● **WHAT YOU ARE ASKED TO DO**:
Write out every entry exactly as given, but omit the pictures.

--- BEGIN DATA ---

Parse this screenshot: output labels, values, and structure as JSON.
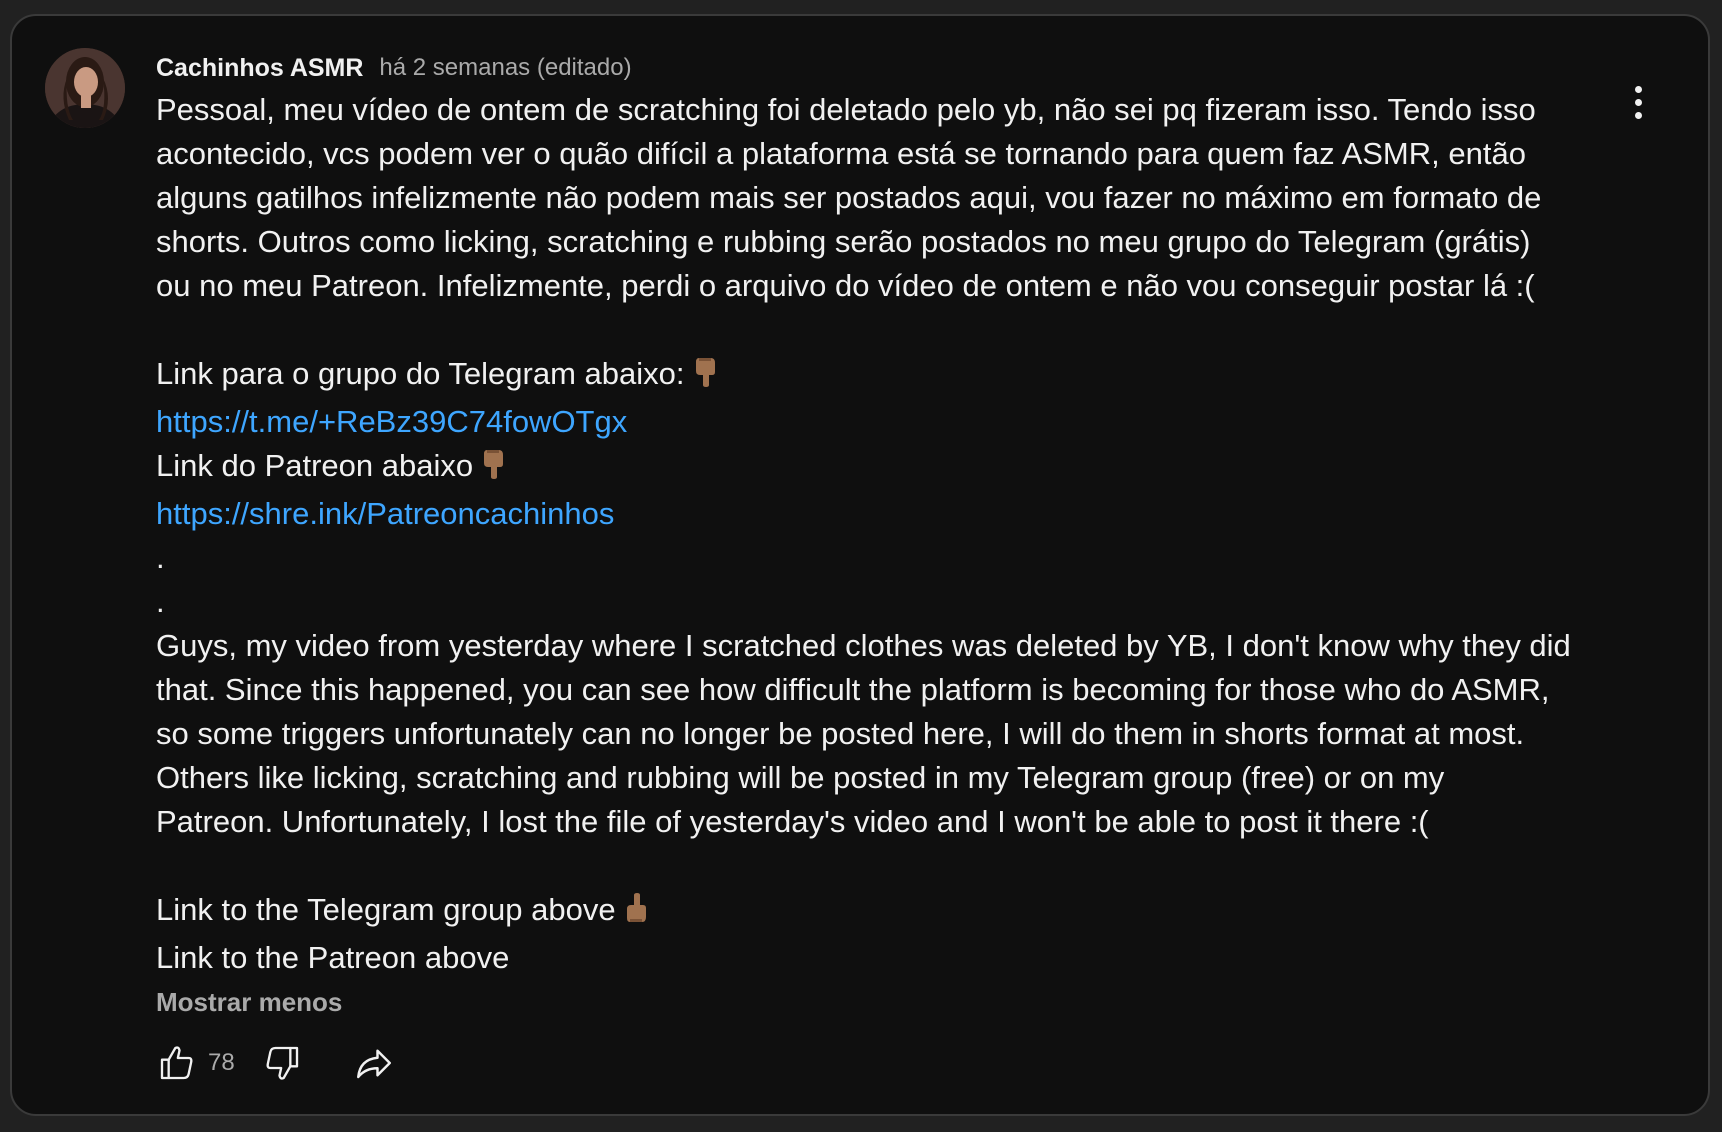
{
  "comment": {
    "author": "Cachinhos ASMR",
    "time": "há 2 semanas (editado)",
    "lines": [
      {
        "text": "Pessoal, meu vídeo de ontem de scratching foi deletado pelo yb, não sei pq fizeram isso. Tendo isso"
      },
      {
        "text": "acontecido, vcs podem ver o quão difícil a plataforma está se tornando para quem faz ASMR, então"
      },
      {
        "text": "alguns gatilhos infelizmente não podem mais ser postados aqui, vou fazer no máximo em formato de"
      },
      {
        "text": "shorts. Outros como licking, scratching e rubbing serão postados no meu grupo do Telegram (grátis)"
      },
      {
        "text": "ou no meu Patreon. Infelizmente, perdi o arquivo do vídeo de ontem e não vou conseguir postar lá :("
      },
      {
        "text": ""
      },
      {
        "text": "Link para o grupo do Telegram abaixo:"
      },
      {
        "link": "https://t.me/+ReBz39C74fowOTgx"
      },
      {
        "text": "Link do Patreon abaixo"
      },
      {
        "link": "https://shre.ink/Patreoncachinhos"
      },
      {
        "text": "."
      },
      {
        "text": "."
      },
      {
        "text": "Guys, my video from yesterday where I scratched clothes was deleted by YB, I don't know why they did"
      },
      {
        "text": "that. Since this happened, you can see how difficult the platform is becoming for those who do ASMR,"
      },
      {
        "text": "so some triggers unfortunately can no longer be posted here, I will do them in shorts format at most."
      },
      {
        "text": "Others like licking, scratching and rubbing will be posted in my Telegram group (free) or on my"
      },
      {
        "text": "Patreon. Unfortunately, I lost the file of yesterday's video and I won't be able to post it there :("
      },
      {
        "text": ""
      },
      {
        "text": "Link to the Telegram group above"
      },
      {
        "text": "Link to the Patreon above"
      }
    ],
    "show_less": "Mostrar menos",
    "like_count": "78",
    "emojis": {
      "point_down": "backhand-index-pointing-down-icon",
      "point_up": "backhand-index-pointing-up-icon"
    },
    "colors": {
      "link": "#3ea6ff",
      "background": "#0f0f0f",
      "text": "#f1f1f1",
      "muted": "#aaaaaa"
    }
  }
}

--- END DATA ---

● **TASK RESULT**:
Parse this screenshot: output labels, values, and structure as JSON.
{
  "comment": {
    "author": "Cachinhos ASMR",
    "time": "há 2 semanas (editado)",
    "lines": [
      {
        "text": "Pessoal, meu vídeo de ontem de scratching foi deletado pelo yb, não sei pq fizeram isso. Tendo isso"
      },
      {
        "text": "acontecido, vcs podem ver o quão difícil a plataforma está se tornando para quem faz ASMR, então"
      },
      {
        "text": "alguns gatilhos infelizmente não podem mais ser postados aqui, vou fazer no máximo em formato de"
      },
      {
        "text": "shorts. Outros como licking, scratching e rubbing serão postados no meu grupo do Telegram (grátis)"
      },
      {
        "text": "ou no meu Patreon. Infelizmente, perdi o arquivo do vídeo de ontem e não vou conseguir postar lá :("
      },
      {
        "text": ""
      },
      {
        "text": "Link para o grupo do Telegram abaixo:"
      },
      {
        "link": "https://t.me/+ReBz39C74fowOTgx"
      },
      {
        "text": "Link do Patreon abaixo"
      },
      {
        "link": "https://shre.ink/Patreoncachinhos"
      },
      {
        "text": "."
      },
      {
        "text": "."
      },
      {
        "text": "Guys, my video from yesterday where I scratched clothes was deleted by YB, I don't know why they did"
      },
      {
        "text": "that. Since this happened, you can see how difficult the platform is becoming for those who do ASMR,"
      },
      {
        "text": "so some triggers unfortunately can no longer be posted here, I will do them in shorts format at most."
      },
      {
        "text": "Others like licking, scratching and rubbing will be posted in my Telegram group (free) or on my"
      },
      {
        "text": "Patreon. Unfortunately, I lost the file of yesterday's video and I won't be able to post it there :("
      },
      {
        "text": ""
      },
      {
        "text": "Link to the Telegram group above"
      },
      {
        "text": "Link to the Patreon above"
      }
    ],
    "show_less": "Mostrar menos",
    "like_count": "78",
    "emojis": {
      "point_down": "backhand-index-pointing-down-icon",
      "point_up": "backhand-index-pointing-up-icon"
    },
    "colors": {
      "link": "#3ea6ff",
      "background": "#0f0f0f",
      "text": "#f1f1f1",
      "muted": "#aaaaaa"
    }
  }
}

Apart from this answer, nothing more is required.